- [Brief]:
Say how many lines of these entries include the word "this", and answer with the number alone.

- [Data lines]:
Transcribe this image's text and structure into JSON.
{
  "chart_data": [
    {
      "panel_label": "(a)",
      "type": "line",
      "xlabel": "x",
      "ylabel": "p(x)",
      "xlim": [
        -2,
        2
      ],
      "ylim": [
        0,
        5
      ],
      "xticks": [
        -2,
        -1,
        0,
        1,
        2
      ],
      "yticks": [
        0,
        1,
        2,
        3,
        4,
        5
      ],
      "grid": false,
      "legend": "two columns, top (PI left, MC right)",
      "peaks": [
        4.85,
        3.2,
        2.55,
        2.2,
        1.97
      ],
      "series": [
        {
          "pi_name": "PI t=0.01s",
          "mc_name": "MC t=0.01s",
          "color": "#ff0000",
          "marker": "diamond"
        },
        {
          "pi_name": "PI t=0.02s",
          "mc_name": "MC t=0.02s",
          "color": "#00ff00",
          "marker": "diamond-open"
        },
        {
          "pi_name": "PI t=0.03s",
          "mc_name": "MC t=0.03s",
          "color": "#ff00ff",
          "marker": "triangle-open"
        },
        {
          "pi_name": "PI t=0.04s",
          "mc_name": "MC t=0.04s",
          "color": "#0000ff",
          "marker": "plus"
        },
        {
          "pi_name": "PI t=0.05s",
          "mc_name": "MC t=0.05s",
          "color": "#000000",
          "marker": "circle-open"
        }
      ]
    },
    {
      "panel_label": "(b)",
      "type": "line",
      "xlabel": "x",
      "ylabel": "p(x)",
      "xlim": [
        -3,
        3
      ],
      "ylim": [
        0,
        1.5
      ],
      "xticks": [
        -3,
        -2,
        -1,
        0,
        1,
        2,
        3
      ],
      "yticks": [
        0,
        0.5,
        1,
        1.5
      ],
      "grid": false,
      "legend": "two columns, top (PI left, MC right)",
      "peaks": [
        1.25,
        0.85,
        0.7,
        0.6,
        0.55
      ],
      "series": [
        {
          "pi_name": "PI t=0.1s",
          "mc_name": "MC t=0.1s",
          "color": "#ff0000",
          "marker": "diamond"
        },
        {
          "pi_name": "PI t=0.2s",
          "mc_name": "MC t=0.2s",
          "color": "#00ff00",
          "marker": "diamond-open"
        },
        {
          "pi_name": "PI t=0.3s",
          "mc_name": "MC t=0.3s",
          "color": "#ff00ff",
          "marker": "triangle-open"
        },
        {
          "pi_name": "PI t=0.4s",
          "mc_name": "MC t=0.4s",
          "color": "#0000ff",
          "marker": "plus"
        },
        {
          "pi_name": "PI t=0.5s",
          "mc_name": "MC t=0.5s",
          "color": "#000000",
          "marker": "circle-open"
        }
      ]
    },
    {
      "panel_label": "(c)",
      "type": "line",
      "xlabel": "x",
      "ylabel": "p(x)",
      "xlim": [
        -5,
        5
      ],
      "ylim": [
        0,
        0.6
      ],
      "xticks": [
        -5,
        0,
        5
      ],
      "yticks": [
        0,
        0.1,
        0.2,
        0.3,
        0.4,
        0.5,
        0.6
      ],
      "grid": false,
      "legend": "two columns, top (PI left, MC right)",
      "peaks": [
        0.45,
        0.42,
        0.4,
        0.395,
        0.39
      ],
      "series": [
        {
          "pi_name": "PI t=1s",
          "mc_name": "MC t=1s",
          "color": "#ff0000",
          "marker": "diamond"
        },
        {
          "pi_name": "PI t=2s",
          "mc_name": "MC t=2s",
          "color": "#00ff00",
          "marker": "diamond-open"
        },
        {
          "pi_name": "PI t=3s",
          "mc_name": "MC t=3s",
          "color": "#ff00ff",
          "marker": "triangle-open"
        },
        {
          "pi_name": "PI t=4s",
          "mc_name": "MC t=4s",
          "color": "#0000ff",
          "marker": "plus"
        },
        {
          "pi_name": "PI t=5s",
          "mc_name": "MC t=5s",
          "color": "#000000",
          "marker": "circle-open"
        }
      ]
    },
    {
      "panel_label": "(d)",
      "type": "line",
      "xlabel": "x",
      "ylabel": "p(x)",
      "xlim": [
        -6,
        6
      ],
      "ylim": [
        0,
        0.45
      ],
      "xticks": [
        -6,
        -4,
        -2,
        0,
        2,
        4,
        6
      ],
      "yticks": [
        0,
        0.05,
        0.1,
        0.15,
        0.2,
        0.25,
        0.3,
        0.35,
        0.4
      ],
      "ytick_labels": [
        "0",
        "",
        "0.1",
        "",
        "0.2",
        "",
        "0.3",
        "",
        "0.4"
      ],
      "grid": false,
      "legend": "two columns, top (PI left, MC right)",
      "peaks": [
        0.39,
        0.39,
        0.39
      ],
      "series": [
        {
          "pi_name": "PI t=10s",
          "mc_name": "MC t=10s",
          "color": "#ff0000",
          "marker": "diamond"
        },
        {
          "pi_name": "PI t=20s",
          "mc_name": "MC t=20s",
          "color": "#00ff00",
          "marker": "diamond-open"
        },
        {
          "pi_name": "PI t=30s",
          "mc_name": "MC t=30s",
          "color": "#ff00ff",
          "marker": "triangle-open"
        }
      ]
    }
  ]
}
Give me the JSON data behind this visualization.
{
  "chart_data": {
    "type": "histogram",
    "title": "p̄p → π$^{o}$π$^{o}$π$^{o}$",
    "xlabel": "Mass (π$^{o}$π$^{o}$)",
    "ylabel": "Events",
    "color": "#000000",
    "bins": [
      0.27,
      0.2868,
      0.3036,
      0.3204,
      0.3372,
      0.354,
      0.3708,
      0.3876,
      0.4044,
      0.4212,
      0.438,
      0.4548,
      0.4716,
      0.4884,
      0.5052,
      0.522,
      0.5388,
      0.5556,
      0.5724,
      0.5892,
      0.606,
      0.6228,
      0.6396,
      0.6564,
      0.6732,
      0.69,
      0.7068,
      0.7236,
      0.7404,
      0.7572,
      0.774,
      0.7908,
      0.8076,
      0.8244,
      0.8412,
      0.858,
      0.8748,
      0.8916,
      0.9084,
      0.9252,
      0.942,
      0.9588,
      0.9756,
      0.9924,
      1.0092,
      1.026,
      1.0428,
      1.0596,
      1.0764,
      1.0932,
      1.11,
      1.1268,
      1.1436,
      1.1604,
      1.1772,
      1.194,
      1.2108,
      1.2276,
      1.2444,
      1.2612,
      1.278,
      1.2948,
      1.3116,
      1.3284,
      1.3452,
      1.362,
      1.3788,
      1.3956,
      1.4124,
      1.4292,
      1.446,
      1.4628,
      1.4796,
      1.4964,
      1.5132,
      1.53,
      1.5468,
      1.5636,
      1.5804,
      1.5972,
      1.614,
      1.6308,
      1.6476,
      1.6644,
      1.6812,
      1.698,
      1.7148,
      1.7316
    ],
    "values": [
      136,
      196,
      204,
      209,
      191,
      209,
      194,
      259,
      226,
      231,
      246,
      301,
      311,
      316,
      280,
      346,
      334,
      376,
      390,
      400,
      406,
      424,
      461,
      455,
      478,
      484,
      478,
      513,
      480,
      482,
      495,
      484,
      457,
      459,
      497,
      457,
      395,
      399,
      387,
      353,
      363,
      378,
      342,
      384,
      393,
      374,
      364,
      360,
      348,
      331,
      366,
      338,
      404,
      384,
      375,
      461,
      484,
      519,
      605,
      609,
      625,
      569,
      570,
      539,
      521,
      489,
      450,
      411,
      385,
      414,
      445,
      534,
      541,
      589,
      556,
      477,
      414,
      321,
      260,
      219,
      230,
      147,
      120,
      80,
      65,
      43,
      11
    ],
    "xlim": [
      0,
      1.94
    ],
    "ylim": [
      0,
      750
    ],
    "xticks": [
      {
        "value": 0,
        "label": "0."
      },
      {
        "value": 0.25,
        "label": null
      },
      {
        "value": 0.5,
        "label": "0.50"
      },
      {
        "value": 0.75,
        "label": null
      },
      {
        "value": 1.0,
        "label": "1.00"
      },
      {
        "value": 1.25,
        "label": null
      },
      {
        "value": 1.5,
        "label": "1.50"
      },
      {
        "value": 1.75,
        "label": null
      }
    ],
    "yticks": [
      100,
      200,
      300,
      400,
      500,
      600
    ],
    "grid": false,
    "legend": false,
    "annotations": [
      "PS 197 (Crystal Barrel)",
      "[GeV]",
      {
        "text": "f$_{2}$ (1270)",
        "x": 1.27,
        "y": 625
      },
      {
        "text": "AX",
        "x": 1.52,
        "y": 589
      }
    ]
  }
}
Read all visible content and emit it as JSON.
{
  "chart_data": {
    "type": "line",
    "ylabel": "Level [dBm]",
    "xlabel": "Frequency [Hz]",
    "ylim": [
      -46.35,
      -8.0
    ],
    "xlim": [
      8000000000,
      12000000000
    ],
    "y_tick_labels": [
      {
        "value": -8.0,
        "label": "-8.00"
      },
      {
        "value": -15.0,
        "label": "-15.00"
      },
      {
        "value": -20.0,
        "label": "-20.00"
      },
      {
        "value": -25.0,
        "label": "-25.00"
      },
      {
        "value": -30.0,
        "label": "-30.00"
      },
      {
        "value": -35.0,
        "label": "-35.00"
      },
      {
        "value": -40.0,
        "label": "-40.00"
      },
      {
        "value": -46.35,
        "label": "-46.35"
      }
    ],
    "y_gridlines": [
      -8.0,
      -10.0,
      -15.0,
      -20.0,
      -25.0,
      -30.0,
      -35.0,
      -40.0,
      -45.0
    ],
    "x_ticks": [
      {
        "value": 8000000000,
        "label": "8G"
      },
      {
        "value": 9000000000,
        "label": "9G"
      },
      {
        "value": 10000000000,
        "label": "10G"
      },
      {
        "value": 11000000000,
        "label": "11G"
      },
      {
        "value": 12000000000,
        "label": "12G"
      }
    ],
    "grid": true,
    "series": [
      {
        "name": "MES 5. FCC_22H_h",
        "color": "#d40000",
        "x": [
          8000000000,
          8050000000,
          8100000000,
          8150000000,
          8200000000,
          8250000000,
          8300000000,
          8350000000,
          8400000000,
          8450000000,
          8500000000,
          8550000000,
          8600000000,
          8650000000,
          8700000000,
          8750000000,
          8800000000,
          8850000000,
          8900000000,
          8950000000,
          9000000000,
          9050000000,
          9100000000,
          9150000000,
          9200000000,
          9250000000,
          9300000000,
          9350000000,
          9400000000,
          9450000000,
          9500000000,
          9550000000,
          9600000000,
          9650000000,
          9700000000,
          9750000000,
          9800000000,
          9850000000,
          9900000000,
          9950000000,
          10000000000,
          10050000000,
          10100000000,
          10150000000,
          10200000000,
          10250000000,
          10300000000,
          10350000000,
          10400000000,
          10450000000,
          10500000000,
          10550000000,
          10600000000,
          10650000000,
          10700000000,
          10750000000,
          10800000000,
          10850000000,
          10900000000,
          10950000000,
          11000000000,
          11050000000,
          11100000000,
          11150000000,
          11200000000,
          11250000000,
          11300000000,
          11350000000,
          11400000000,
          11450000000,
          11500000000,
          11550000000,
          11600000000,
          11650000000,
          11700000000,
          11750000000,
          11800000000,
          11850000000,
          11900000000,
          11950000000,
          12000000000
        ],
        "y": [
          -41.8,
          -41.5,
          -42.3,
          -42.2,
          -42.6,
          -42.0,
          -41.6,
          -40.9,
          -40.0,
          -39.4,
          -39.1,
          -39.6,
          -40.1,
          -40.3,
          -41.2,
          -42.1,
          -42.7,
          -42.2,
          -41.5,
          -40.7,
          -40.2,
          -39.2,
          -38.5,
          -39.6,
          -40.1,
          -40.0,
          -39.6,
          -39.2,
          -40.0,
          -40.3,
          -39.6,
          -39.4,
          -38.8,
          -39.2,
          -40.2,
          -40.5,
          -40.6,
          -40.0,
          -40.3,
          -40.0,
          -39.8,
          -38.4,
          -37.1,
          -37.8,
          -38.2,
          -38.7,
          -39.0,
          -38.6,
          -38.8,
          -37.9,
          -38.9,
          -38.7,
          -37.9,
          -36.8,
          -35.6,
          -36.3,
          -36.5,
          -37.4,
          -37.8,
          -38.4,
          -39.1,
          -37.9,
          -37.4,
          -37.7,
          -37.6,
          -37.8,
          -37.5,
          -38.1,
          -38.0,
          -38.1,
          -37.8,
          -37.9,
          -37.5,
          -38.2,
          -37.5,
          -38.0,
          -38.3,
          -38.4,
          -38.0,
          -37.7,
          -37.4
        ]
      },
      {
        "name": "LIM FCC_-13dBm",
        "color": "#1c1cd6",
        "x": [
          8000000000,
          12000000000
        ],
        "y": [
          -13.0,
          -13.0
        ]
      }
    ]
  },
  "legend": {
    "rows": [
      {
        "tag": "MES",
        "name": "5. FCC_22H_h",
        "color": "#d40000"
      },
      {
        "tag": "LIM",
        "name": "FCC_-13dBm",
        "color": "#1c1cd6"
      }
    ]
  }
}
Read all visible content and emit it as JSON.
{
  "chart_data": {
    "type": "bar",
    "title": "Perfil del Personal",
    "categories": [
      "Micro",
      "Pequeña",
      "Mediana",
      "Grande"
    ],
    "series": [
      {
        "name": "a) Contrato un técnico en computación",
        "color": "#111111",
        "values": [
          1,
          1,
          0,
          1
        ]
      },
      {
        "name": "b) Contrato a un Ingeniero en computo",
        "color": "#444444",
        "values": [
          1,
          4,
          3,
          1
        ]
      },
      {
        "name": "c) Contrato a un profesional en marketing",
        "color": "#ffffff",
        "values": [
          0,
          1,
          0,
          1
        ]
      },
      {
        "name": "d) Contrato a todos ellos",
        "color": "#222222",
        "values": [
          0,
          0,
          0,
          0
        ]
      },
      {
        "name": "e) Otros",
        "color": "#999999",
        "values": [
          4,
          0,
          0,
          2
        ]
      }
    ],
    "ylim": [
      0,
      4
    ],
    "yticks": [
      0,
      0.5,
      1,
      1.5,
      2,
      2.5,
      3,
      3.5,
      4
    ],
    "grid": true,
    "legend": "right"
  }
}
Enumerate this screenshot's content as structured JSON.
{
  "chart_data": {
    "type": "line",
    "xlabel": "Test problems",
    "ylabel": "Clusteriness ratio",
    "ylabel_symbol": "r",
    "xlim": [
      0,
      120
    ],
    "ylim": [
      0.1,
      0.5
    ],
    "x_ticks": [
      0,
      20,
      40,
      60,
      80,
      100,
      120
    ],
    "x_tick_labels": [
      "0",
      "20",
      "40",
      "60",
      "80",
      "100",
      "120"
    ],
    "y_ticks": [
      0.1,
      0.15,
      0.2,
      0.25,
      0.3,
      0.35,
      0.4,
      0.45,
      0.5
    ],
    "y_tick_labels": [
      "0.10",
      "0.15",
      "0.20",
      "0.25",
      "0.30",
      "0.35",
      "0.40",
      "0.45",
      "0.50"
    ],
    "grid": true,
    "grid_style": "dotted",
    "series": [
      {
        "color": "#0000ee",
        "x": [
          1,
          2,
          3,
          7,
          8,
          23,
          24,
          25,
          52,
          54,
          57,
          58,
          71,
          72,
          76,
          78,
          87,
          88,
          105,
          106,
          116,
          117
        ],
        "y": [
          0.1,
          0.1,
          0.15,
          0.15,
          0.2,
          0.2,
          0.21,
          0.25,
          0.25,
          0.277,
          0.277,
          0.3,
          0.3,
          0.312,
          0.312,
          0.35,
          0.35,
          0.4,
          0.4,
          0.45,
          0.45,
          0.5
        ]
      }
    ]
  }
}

- [Final result]:
3